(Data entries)
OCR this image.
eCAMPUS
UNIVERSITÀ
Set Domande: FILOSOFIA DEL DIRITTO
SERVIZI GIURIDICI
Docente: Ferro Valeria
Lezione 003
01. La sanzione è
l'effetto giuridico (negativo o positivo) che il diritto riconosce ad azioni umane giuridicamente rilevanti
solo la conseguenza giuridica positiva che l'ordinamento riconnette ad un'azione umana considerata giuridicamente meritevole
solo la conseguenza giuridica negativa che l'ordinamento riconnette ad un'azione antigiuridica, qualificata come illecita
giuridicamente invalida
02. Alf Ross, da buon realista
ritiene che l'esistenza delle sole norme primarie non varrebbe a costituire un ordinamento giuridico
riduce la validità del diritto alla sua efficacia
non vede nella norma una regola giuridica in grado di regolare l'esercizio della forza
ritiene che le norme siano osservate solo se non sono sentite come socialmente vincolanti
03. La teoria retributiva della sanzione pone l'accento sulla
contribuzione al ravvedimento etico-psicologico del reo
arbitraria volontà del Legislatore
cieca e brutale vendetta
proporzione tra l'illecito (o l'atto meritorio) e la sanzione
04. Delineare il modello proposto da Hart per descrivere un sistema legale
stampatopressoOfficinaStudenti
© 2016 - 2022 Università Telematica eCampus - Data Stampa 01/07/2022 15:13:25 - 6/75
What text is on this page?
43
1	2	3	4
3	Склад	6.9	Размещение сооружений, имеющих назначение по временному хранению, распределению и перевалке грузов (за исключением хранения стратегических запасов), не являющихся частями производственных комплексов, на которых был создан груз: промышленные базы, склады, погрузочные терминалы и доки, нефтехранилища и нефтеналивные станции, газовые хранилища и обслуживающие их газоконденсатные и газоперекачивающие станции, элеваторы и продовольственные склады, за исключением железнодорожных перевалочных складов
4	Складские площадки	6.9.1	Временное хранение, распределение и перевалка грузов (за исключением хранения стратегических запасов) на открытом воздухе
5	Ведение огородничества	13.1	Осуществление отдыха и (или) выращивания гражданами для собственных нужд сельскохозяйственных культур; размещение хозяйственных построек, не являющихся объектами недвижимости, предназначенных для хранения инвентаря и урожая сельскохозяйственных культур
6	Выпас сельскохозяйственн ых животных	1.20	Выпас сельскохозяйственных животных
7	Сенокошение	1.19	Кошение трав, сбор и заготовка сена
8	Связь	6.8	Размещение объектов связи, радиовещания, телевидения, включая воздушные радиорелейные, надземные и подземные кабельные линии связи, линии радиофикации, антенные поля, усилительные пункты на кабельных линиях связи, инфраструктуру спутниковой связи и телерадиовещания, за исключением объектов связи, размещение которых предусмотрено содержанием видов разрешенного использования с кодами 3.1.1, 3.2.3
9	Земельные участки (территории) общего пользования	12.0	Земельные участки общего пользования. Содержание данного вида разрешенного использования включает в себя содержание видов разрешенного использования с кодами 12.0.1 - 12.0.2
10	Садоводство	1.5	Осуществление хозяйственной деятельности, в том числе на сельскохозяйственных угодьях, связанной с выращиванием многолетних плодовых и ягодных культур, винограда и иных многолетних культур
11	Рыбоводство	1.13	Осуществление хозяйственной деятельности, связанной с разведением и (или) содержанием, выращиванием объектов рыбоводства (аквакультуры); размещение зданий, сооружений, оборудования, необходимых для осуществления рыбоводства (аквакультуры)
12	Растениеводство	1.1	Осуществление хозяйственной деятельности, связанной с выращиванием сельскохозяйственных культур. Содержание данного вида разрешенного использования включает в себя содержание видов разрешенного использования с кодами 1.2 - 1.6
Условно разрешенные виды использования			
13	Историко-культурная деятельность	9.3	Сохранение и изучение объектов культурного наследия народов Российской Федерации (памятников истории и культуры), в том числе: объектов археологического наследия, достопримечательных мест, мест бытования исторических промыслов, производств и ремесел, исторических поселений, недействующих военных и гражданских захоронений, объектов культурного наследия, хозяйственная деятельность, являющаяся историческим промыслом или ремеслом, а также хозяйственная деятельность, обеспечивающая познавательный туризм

WORK TO DO:
Return all of the data exactly as it reads.

FULL ANSWER:
OCR this image.
eCAMPUS
UNIVERSITÀ
Set Domande: FILOSOFIA DEL DIRITTO
SERVIZI GIURIDICI
Docente: Ferro Valeria
Lezione 003
01. La sanzione è
l'effetto giuridico (negativo o positivo) che il diritto riconosce ad azioni umane giuridicamente rilevanti
solo la conseguenza giuridica positiva che l'ordinamento riconnette ad un'azione umana considerata giuridicamente meritevole
solo la conseguenza giuridica negativa che l'ordinamento riconnette ad un'azione antigiuridica, qualificata come illecita
giuridicamente invalida
02. Alf Ross, da buon realista
ritiene che l'esistenza delle sole norme primarie non varrebbe a costituire un ordinamento giuridico
riduce la validità del diritto alla sua efficacia
non vede nella norma una regola giuridica in grado di regolare l'esercizio della forza
ritiene che le norme siano osservate solo se non sono sentite come socialmente vincolanti
03. La teoria retributiva della sanzione pone l'accento sulla
contribuzione al ravvedimento etico-psicologico del reo
arbitraria volontà del Legislatore
cieca e brutale vendetta
proporzione tra l'illecito (o l'atto meritorio) e la sanzione
04. Delineare il modello proposto da Hart per descrivere un sistema legale
stampatopressoOfficinaStudenti
© 2016 - 2022 Università Telematica eCampus - Data Stampa 01/07/2022 15:13:25 - 6/75
What text is on this page?
43
1	2	3	4
3	Склад	6.9	Размещение сооружений, имеющих назначение по временному хранению, распределению и перевалке грузов (за исключением хранения стратегических запасов), не являющихся частями производственных комплексов, на которых был создан груз: промышленные базы, склады, погрузочные терминалы и доки, нефтехранилища и нефтеналивные станции, газовые хранилища и обслуживающие их газоконденсатные и газоперекачивающие станции, элеваторы и продовольственные склады, за исключением железнодорожных перевалочных складов
4	Складские площадки	6.9.1	Временное хранение, распределение и перевалка грузов (за исключением хранения стратегических запасов) на открытом воздухе
5	Ведение огородничества	13.1	Осуществление отдыха и (или) выращивания гражданами для собственных нужд сельскохозяйственных культур; размещение хозяйственных построек, не являющихся объектами недвижимости, предназначенных для хранения инвентаря и урожая сельскохозяйственных культур
6	Выпас сельскохозяйственн ых животных	1.20	Выпас сельскохозяйственных животных
7	Сенокошение	1.19	Кошение трав, сбор и заготовка сена
8	Связь	6.8	Размещение объектов связи, радиовещания, телевидения, включая воздушные радиорелейные, надземные и подземные кабельные линии связи, линии радиофикации, антенные поля, усилительные пункты на кабельных линиях связи, инфраструктуру спутниковой связи и телерадиовещания, за исключением объектов связи, размещение которых предусмотрено содержанием видов разрешенного использования с кодами 3.1.1, 3.2.3
9	Земельные участки (территории) общего пользования	12.0	Земельные участки общего пользования. Содержание данного вида разрешенного использования включает в себя содержание видов разрешенного использования с кодами 12.0.1 - 12.0.2
10	Садоводство	1.5	Осуществление хозяйственной деятельности, в том числе на сельскохозяйственных угодьях, связанной с выращиванием многолетних плодовых и ягодных культур, винограда и иных многолетних культур
11	Рыбоводство	1.13	Осуществление хозяйственной деятельности, связанной с разведением и (или) содержанием, выращиванием объектов рыбоводства (аквакультуры); размещение зданий, сооружений, оборудования, необходимых для осуществления рыбоводства (аквакультуры)
12	Растениеводство	1.1	Осуществление хозяйственной деятельности, связанной с выращиванием сельскохозяйственных культур. Содержание данного вида разрешенного использования включает в себя содержание видов разрешенного использования с кодами 1.2 - 1.6
Условно разрешенные виды использования			
13	Историко-культурная деятельность	9.3	Сохранение и изучение объектов культурного наследия народов Российской Федерации (памятников истории и культуры), в том числе: объектов археологического наследия, достопримечательных мест, мест бытования исторических промыслов, производств и ремесел, исторических поселений, недействующих военных и гражданских захоронений, объектов культурного наследия, хозяйственная деятельность, являющаяся историческим промыслом или ремеслом, а также хозяйственная деятельность, обеспечивающая познавательный туризм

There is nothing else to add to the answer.